== The task ==
Within the records below, find each line that holds the string "оказывают", then copy it.

== Data records ==
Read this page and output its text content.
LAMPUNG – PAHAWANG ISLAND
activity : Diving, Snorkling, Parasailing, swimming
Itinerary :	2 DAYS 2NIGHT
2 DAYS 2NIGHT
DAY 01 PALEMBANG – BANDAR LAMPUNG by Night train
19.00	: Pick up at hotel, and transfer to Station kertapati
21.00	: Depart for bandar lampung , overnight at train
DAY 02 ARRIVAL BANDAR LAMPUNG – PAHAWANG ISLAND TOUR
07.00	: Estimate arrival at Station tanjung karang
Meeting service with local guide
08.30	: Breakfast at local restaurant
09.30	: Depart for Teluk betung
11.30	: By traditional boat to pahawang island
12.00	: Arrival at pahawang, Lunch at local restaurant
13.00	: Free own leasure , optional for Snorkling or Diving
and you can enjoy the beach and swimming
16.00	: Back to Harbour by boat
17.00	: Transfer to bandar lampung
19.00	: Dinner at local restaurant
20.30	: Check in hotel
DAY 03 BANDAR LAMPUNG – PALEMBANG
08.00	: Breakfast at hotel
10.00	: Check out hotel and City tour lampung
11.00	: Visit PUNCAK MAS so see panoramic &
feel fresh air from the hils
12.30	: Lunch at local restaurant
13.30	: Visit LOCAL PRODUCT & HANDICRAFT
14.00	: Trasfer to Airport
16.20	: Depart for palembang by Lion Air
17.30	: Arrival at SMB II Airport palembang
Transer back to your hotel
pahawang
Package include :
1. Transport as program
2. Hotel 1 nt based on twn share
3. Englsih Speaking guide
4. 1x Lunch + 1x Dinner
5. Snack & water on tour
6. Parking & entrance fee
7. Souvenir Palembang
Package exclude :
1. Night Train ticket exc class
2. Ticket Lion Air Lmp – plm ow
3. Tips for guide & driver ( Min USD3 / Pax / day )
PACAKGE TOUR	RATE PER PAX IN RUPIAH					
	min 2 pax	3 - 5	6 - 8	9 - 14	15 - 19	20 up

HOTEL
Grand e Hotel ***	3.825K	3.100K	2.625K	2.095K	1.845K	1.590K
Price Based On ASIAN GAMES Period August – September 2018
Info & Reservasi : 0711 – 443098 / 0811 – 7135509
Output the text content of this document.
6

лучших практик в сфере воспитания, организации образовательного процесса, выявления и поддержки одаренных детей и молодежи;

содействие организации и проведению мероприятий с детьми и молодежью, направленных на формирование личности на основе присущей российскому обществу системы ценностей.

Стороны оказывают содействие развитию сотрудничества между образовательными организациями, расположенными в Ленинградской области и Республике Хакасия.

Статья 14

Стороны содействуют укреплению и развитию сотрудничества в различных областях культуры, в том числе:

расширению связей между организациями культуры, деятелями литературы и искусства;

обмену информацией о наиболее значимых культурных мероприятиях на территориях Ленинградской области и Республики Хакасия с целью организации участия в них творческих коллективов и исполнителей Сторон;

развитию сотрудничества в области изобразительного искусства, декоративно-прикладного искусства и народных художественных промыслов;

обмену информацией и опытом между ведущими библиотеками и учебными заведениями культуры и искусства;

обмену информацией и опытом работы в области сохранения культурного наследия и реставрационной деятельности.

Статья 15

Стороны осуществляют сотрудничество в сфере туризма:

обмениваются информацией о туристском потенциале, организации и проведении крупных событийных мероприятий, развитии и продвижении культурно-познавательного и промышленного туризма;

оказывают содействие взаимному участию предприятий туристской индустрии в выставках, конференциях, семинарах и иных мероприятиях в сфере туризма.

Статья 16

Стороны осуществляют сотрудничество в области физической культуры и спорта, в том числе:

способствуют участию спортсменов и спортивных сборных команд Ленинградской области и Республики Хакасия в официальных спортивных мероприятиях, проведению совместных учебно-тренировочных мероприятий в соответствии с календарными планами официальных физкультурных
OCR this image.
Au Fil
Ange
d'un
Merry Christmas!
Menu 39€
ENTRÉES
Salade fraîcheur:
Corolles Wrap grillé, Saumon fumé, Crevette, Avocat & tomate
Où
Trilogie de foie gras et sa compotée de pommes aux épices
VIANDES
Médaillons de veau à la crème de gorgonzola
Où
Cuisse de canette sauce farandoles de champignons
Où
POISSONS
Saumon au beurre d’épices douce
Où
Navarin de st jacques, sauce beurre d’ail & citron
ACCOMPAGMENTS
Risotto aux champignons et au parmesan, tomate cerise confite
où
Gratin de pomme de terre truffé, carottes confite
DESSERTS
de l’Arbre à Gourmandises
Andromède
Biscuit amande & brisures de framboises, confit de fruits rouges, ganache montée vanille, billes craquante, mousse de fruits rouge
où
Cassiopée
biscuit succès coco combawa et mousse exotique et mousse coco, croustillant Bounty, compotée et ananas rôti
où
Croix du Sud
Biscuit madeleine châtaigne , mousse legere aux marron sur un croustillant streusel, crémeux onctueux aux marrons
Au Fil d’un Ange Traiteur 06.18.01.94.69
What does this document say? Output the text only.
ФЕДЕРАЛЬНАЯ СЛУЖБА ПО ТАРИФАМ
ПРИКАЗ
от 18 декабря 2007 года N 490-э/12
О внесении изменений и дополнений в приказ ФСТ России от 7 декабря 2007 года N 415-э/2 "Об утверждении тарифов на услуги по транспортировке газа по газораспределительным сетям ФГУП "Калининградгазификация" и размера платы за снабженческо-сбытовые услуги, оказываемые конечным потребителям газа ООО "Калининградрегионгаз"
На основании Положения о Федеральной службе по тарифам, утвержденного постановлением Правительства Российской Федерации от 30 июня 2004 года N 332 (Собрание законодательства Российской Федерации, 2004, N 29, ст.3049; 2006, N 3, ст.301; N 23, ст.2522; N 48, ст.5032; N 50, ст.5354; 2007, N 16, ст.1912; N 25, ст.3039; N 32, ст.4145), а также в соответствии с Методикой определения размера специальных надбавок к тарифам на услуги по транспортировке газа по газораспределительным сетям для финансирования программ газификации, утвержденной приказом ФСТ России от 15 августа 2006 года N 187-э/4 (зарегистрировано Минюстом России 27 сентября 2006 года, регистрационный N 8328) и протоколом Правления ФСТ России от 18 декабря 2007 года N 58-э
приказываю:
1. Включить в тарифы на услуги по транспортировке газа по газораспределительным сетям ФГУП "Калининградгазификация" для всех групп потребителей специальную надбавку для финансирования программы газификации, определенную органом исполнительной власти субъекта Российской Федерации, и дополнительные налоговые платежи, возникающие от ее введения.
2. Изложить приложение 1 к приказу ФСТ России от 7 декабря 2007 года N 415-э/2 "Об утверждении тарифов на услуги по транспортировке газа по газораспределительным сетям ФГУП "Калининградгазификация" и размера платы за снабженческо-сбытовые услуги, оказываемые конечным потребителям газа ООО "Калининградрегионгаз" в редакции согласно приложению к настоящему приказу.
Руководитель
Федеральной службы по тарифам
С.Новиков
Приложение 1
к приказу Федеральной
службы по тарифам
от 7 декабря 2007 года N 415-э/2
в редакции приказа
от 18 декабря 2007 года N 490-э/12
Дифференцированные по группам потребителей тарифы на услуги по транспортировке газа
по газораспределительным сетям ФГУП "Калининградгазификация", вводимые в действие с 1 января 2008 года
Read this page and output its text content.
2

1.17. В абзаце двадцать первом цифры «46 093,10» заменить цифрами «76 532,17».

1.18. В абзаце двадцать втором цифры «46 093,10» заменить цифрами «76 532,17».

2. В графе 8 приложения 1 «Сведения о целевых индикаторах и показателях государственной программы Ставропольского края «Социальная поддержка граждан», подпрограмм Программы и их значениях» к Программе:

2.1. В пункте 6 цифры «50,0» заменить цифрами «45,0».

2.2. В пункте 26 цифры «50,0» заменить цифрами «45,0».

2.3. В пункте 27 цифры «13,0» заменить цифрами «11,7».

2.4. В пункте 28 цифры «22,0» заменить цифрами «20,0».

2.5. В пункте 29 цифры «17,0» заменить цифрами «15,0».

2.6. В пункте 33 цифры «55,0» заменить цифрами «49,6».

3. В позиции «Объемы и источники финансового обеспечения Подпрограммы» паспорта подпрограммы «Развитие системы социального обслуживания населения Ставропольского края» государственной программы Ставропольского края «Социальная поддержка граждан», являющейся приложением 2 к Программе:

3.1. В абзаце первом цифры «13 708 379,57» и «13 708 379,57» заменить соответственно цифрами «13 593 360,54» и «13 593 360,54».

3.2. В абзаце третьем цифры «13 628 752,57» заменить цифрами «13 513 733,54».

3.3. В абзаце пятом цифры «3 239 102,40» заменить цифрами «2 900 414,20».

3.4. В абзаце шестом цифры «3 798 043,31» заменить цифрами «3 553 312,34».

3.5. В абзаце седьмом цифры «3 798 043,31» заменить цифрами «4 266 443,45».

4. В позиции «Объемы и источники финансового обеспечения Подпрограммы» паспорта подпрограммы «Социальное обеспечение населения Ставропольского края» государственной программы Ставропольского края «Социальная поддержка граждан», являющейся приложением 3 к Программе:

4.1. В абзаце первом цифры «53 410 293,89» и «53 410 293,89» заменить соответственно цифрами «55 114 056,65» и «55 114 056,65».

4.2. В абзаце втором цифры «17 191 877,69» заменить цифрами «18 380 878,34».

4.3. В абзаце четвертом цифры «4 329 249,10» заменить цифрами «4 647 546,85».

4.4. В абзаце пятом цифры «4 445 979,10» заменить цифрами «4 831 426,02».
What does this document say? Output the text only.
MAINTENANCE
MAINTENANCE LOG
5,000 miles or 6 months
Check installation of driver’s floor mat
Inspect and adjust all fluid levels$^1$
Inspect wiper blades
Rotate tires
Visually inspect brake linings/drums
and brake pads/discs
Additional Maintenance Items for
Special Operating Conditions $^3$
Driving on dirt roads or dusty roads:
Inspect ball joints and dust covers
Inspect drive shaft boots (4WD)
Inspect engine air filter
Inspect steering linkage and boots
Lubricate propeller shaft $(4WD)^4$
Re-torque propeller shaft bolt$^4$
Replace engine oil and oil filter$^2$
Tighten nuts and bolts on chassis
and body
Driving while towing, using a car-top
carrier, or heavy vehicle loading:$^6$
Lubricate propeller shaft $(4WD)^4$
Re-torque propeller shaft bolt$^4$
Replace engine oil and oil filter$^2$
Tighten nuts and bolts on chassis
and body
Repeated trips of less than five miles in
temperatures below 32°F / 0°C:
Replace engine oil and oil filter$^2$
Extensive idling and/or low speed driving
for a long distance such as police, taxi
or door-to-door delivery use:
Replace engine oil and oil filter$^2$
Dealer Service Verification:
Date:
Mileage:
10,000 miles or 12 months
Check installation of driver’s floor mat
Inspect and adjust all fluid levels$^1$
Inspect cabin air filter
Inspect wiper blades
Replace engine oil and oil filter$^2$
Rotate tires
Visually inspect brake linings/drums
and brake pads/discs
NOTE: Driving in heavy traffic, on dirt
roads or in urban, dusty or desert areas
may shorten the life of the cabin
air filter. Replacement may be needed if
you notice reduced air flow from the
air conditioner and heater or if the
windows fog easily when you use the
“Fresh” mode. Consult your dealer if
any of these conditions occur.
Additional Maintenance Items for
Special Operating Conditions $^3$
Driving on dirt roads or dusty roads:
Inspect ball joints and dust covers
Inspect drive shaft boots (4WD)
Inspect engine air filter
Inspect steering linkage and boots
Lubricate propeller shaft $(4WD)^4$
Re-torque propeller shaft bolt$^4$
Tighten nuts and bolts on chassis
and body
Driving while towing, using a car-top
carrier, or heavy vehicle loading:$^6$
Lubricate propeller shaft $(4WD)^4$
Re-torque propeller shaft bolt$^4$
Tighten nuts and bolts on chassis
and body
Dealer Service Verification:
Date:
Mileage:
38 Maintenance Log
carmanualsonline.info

== Solution to the problem ==
Стороны оказывают содействие развитию сотрудничества между образовательными организациями, расположенными в Ленинградской области и Республике Хакасия.
оказывают содействие взаимному участию предприятий туристской индустрии в выставках, конференциях, семинарах и иных мероприятиях в сфере туризма.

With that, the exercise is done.